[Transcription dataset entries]

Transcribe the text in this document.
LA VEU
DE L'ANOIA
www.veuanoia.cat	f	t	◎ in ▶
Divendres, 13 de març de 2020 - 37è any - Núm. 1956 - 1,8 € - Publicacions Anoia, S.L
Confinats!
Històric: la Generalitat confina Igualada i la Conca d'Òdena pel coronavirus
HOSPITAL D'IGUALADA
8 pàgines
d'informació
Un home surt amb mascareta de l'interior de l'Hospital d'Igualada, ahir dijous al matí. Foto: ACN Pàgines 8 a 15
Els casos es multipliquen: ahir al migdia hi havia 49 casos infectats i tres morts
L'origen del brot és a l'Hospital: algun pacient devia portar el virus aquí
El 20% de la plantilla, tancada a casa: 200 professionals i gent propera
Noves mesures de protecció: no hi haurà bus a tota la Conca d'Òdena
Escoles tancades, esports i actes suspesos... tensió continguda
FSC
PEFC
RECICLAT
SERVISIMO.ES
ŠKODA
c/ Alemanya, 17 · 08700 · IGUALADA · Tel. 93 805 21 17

→ WHAT YOU WILL DO: This calls for an exact transcription of every entry above.

→ WRITTEN ANSWER:
Transcribe the text in this document.
LA VEU
DE L'ANOIA
www.veuanoia.cat	f	t	◎ in ▶
Divendres, 13 de març de 2020 - 37è any - Núm. 1956 - 1,8 € - Publicacions Anoia, S.L
Confinats!
Històric: la Generalitat confina Igualada i la Conca d'Òdena pel coronavirus
HOSPITAL D'IGUALADA
8 pàgines
d'informació
Un home surt amb mascareta de l'interior de l'Hospital d'Igualada, ahir dijous al matí. Foto: ACN Pàgines 8 a 15
Els casos es multipliquen: ahir al migdia hi havia 49 casos infectats i tres morts
L'origen del brot és a l'Hospital: algun pacient devia portar el virus aquí
El 20% de la plantilla, tancada a casa: 200 professionals i gent propera
Noves mesures de protecció: no hi haurà bus a tota la Conca d'Òdena
Escoles tancades, esports i actes suspesos... tensió continguda
FSC
PEFC
RECICLAT
SERVISIMO.ES
ŠKODA
c/ Alemanya, 17 · 08700 · IGUALADA · Tel. 93 805 21 17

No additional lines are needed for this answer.